■ Rows from a dataset
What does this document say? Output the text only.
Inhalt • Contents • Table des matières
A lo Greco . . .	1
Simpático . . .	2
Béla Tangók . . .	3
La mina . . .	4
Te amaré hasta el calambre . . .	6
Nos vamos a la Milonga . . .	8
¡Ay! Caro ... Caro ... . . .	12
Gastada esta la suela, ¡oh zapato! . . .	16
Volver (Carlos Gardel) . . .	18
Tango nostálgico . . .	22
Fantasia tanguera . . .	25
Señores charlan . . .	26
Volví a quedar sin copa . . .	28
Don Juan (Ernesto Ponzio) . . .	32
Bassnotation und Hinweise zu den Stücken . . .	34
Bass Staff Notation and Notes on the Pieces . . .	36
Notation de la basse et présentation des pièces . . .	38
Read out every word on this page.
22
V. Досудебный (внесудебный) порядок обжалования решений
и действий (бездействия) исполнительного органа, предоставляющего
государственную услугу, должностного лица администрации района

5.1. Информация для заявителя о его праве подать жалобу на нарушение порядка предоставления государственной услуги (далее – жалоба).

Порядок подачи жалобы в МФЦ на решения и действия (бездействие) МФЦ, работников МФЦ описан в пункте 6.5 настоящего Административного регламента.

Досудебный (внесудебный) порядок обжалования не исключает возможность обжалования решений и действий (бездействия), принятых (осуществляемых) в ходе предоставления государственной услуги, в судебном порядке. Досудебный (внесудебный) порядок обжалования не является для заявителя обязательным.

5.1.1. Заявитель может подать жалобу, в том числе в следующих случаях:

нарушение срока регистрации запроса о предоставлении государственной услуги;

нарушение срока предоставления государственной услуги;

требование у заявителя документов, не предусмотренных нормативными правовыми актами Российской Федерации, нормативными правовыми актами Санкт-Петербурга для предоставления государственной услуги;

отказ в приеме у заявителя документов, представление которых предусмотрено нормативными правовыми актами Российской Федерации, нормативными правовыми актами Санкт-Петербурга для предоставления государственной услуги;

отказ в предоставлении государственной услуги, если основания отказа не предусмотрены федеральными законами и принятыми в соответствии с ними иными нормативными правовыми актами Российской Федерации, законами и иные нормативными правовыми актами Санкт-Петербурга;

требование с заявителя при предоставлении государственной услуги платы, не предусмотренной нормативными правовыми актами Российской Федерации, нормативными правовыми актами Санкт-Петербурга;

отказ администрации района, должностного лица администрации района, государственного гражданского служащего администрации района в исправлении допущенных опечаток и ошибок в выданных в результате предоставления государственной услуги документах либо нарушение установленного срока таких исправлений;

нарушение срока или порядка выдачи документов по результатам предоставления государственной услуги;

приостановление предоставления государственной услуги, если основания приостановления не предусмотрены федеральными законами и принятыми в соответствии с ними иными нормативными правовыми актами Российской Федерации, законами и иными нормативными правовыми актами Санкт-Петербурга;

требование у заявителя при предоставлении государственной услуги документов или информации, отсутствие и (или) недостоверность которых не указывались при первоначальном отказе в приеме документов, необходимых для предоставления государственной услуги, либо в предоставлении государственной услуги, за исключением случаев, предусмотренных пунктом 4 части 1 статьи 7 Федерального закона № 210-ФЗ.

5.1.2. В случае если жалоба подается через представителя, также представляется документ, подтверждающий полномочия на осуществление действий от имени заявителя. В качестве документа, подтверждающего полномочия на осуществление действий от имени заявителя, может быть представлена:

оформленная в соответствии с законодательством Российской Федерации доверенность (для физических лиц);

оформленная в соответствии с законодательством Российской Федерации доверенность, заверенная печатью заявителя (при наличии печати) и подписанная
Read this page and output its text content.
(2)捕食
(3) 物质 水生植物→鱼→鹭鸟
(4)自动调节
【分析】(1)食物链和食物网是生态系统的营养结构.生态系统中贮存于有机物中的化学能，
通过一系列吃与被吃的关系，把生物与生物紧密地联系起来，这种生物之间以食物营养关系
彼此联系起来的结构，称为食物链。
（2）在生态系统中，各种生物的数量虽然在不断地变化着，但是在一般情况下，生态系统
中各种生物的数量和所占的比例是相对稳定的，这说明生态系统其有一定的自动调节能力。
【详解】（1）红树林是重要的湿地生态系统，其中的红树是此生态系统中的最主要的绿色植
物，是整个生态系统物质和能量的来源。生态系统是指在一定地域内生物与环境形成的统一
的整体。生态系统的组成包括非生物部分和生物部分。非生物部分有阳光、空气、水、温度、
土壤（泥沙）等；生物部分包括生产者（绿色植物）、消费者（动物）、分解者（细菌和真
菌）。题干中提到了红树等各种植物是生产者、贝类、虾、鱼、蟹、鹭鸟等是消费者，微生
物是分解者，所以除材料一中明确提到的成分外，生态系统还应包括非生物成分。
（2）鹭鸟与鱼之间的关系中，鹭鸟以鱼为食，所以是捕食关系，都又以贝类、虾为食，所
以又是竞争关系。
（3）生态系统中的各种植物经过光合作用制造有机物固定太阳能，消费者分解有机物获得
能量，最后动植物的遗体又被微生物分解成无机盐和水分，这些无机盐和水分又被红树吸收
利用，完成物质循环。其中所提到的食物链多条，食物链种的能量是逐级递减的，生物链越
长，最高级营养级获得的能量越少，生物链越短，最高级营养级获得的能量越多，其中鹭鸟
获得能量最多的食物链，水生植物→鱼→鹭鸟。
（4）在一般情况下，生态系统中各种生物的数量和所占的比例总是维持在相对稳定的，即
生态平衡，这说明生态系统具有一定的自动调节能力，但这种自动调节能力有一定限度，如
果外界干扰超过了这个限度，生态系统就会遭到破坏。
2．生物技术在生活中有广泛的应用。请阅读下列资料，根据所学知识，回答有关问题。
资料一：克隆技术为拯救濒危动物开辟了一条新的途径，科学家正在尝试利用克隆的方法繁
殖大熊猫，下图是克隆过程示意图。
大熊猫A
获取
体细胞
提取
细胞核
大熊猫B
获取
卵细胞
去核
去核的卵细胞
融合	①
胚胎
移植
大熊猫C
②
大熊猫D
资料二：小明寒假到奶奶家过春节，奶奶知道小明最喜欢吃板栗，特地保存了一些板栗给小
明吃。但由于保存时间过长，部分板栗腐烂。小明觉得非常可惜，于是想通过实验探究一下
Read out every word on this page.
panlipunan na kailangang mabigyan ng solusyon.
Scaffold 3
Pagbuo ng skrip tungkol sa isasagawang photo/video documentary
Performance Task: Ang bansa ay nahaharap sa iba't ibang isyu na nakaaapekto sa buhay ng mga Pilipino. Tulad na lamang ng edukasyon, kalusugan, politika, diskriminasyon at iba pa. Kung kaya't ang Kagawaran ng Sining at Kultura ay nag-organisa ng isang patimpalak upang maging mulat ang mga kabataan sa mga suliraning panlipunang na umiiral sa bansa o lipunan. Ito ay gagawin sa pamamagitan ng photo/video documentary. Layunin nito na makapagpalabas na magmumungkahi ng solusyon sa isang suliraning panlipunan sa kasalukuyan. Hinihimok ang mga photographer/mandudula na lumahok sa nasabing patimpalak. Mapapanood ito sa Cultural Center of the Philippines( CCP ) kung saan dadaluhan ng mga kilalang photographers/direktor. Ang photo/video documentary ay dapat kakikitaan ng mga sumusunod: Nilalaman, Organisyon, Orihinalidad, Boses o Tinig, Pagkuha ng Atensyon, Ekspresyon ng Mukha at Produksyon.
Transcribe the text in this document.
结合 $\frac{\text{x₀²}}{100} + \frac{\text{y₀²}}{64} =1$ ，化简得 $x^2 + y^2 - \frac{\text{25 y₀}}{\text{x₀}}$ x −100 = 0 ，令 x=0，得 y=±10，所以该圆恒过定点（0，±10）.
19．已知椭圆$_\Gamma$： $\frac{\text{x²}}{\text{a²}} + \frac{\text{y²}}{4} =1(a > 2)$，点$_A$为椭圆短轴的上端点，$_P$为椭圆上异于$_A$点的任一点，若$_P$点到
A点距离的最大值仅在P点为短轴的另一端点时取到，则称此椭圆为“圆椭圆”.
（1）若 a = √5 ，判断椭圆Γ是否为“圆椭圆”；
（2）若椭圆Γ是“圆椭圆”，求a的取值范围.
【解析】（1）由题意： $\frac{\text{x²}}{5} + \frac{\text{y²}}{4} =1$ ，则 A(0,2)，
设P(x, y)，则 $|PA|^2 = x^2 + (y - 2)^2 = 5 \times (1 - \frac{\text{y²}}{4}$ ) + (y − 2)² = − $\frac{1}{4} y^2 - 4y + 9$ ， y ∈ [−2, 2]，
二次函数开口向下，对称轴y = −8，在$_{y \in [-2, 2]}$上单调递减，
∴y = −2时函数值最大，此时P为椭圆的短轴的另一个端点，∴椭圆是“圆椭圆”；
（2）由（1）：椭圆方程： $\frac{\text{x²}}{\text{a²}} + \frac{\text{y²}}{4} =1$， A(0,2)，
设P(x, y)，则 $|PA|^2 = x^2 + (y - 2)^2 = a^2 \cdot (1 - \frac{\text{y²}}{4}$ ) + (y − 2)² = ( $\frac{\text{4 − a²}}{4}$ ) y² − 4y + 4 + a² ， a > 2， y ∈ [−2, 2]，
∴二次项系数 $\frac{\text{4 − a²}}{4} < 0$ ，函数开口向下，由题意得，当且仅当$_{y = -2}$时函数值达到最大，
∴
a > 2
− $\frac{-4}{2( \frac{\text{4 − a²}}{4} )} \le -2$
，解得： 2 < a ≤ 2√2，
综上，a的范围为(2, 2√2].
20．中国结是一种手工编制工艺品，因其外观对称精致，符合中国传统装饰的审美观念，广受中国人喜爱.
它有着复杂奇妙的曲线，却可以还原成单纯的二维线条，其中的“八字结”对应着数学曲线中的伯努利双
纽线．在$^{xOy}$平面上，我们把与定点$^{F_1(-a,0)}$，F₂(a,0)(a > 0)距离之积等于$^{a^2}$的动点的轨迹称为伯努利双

■ OBJECTIVE
Choose all lines containing the string "основания" and copy them out.

■ PROBLEM SOLUTION
отказ в предоставлении государственной услуги, если основания отказа не предусмотрены федеральными законами и принятыми в соответствии с ними иными нормативными правовыми актами Российской Федерации, законами и иные нормативными правовыми актами Санкт-Петербурга;
приостановление предоставления государственной услуги, если основания приостановления не предусмотрены федеральными законами и принятыми в соответствии с ними иными нормативными правовыми актами Российской Федерации, законами и иными нормативными правовыми актами Санкт-Петербурга;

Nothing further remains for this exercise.